Exercise objective => Scan the lines below for the string "hoạch" and copy every one that has it.

Entries from a dataset =>
-- Begin --
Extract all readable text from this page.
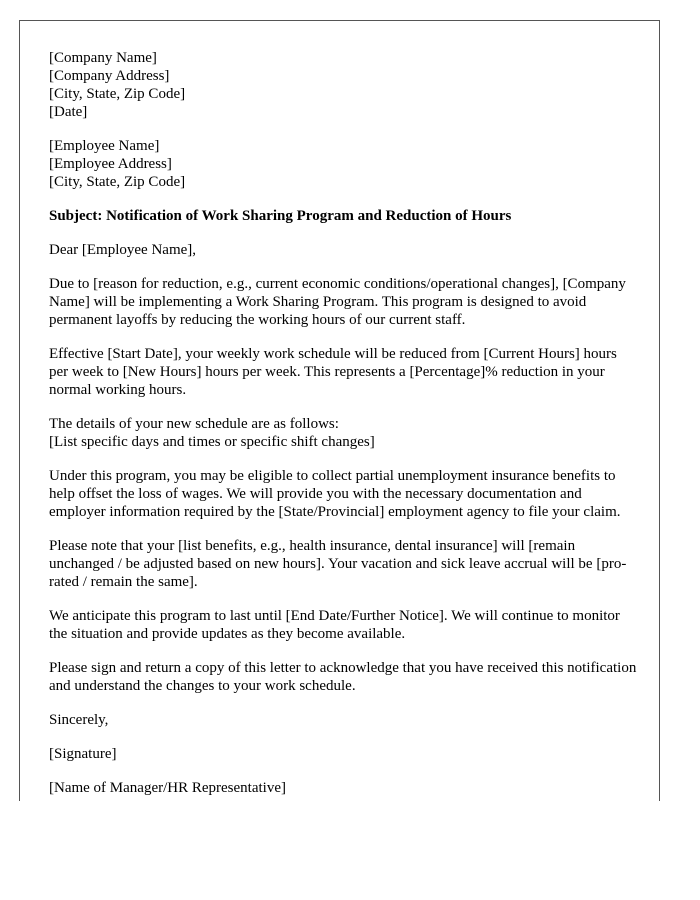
[Company Name]
[Company Address]
[City, State, Zip Code]
[Date]
[Employee Name]
[Employee Address]
[City, State, Zip Code]

Subject: Notification of Work Sharing Program and Reduction of Hours

Dear [Employee Name],

Due to [reason for reduction, e.g., current economic conditions/operational changes], [Company Name] will be implementing a Work Sharing Program. This program is designed to avoid permanent layoffs by reducing the working hours of our current staff.

Effective [Start Date], your weekly work schedule will be reduced from [Current Hours] hours per week to [New Hours] hours per week. This represents a [Percentage]% reduction in your normal working hours.

The details of your new schedule are as follows:
[List specific days and times or specific shift changes]

Under this program, you may be eligible to collect partial unemployment insurance benefits to help offset the loss of wages. We will provide you with the necessary documentation and employer information required by the [State/Provincial] employment agency to file your claim.

Please note that your [list benefits, e.g., health insurance, dental insurance] will [remain unchanged / be adjusted based on new hours]. Your vacation and sick leave accrual will be [pro-rated / remain the same].

We anticipate this program to last until [End Date/Further Notice]. We will continue to monitor the situation and provide updates as they become available.

Please sign and return a copy of this letter to acknowledge that you have received this notification and understand the changes to your work schedule.

Sincerely,

[Signature]

[Name of Manager/HR Representative]
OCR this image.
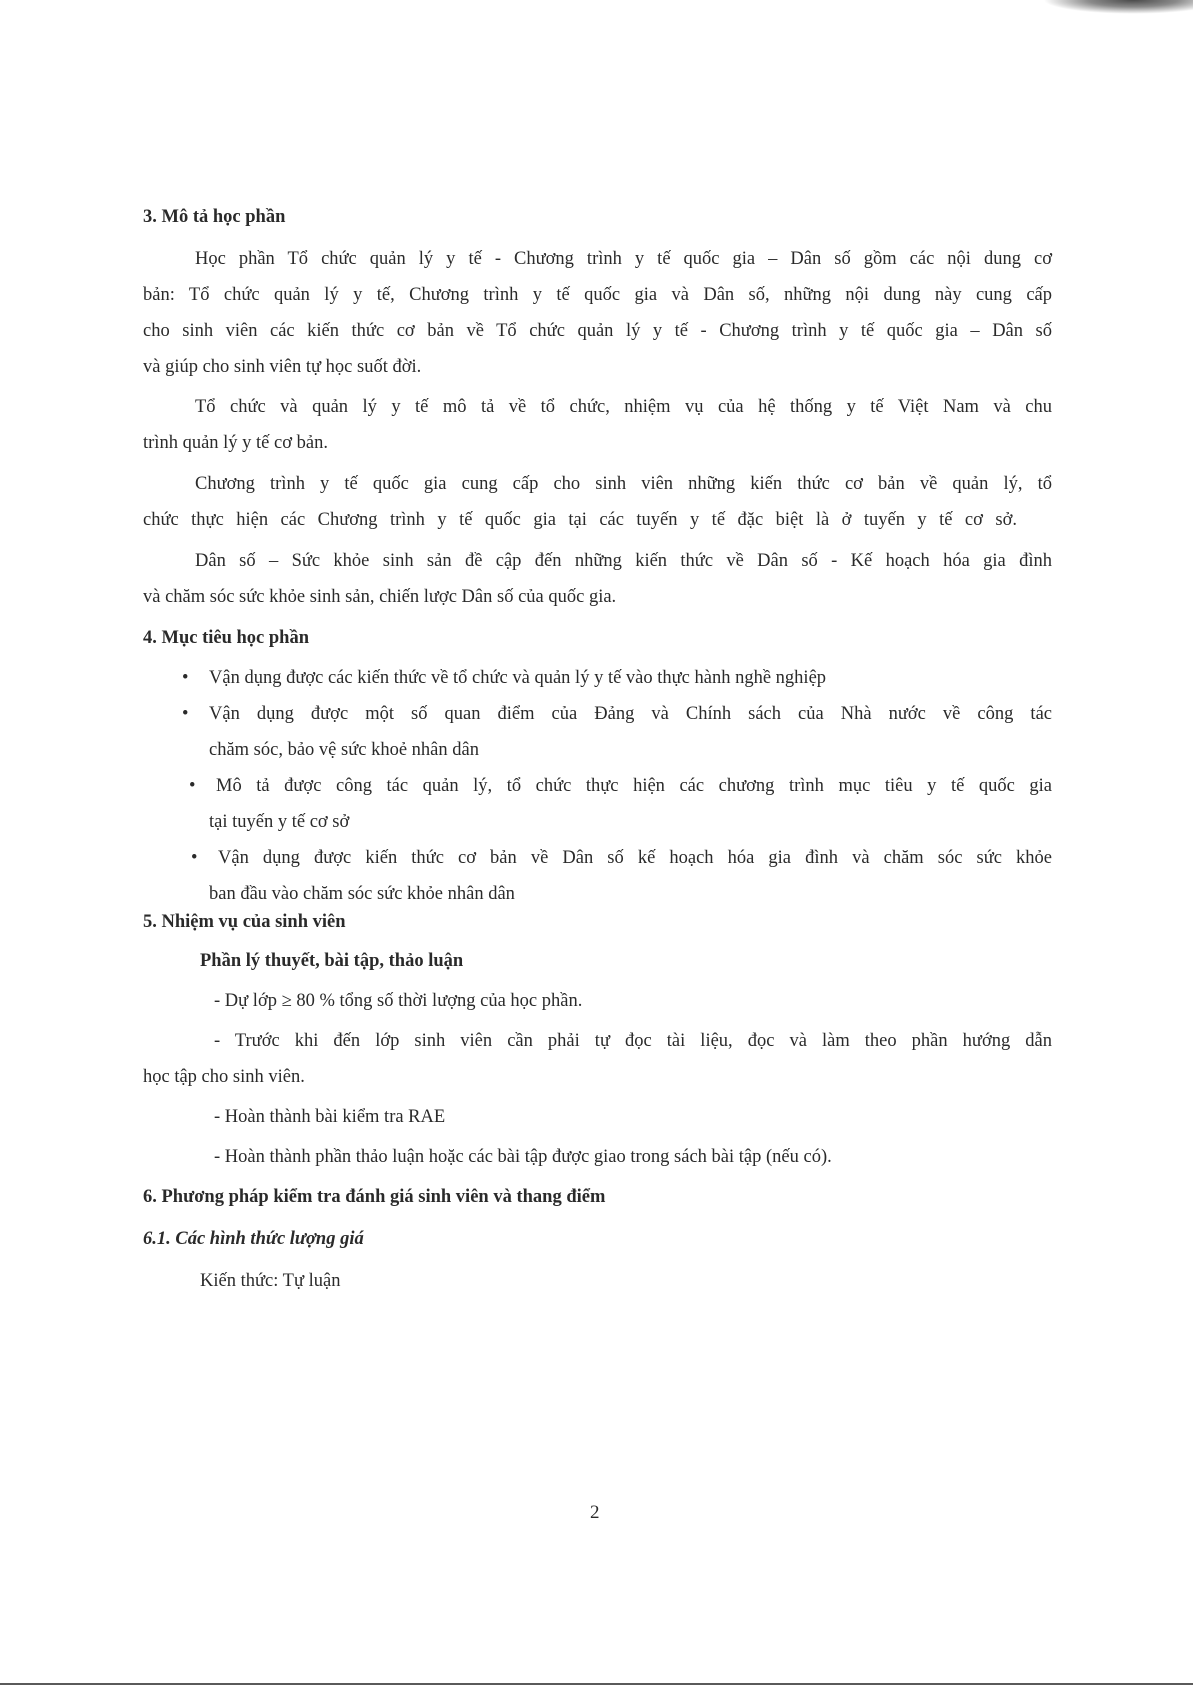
3. Mô tả học phần
Học phần Tổ chức quản lý y tế - Chương trình y tế quốc gia – Dân số gồm các nội dung cơ
bản: Tổ chức quản lý y tế, Chương trình y tế quốc gia và Dân số, những nội dung này cung cấp
cho sinh viên các kiến thức cơ bản về Tổ chức quản lý y tế - Chương trình y tế quốc gia – Dân số
và giúp cho sinh viên tự học suốt đời.
Tổ chức và quản lý y tế mô tả về tổ chức, nhiệm vụ của hệ thống y tế Việt Nam và chu
trình quản lý y tế cơ bản.
Chương trình y tế quốc gia cung cấp cho sinh viên những kiến thức cơ bản về quản lý, tổ
chức thực hiện các Chương trình y tế quốc gia tại các tuyến y tế đặc biệt là ở tuyến y tế cơ sở.
Dân số – Sức khỏe sinh sản đề cập đến những kiến thức về Dân số - Kế hoạch hóa gia đình
và chăm sóc sức khỏe sinh sản, chiến lược Dân số của quốc gia.
4. Mục tiêu học phần
• Vận dụng được các kiến thức về tổ chức và quản lý y tế vào thực hành nghề nghiệp
• Vận dụng được một số quan điểm của Đảng và Chính sách của Nhà nước về công tác
chăm sóc, bảo vệ sức khoẻ nhân dân
• Mô tả được công tác quản lý, tổ chức thực hiện các chương trình mục tiêu y tế quốc gia
tại tuyến y tế cơ sở
• Vận dụng được kiến thức cơ bản về Dân số kế hoạch hóa gia đình và chăm sóc sức khỏe
ban đầu vào chăm sóc sức khỏe nhân dân
5. Nhiệm vụ của sinh viên
Phần lý thuyết, bài tập, thảo luận
- Dự lớp ≥ 80 % tổng số thời lượng của học phần.
- Trước khi đến lớp sinh viên cần phải tự đọc tài liệu, đọc và làm theo phần hướng dẫn
học tập cho sinh viên.
- Hoàn thành bài kiểm tra RAE
- Hoàn thành phần thảo luận hoặc các bài tập được giao trong sách bài tập (nếu có).
6. Phương pháp kiểm tra đánh giá sinh viên và thang điểm
6.1. Các hình thức lượng giá
Kiến thức: Tự luận
2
-- End --
Answer to the exercise =>
Dân số – Sức khỏe sinh sản đề cập đến những kiến thức về Dân số - Kế hoạch hóa gia đình
• Vận dụng được kiến thức cơ bản về Dân số kế hoạch hóa gia đình và chăm sóc sức khỏe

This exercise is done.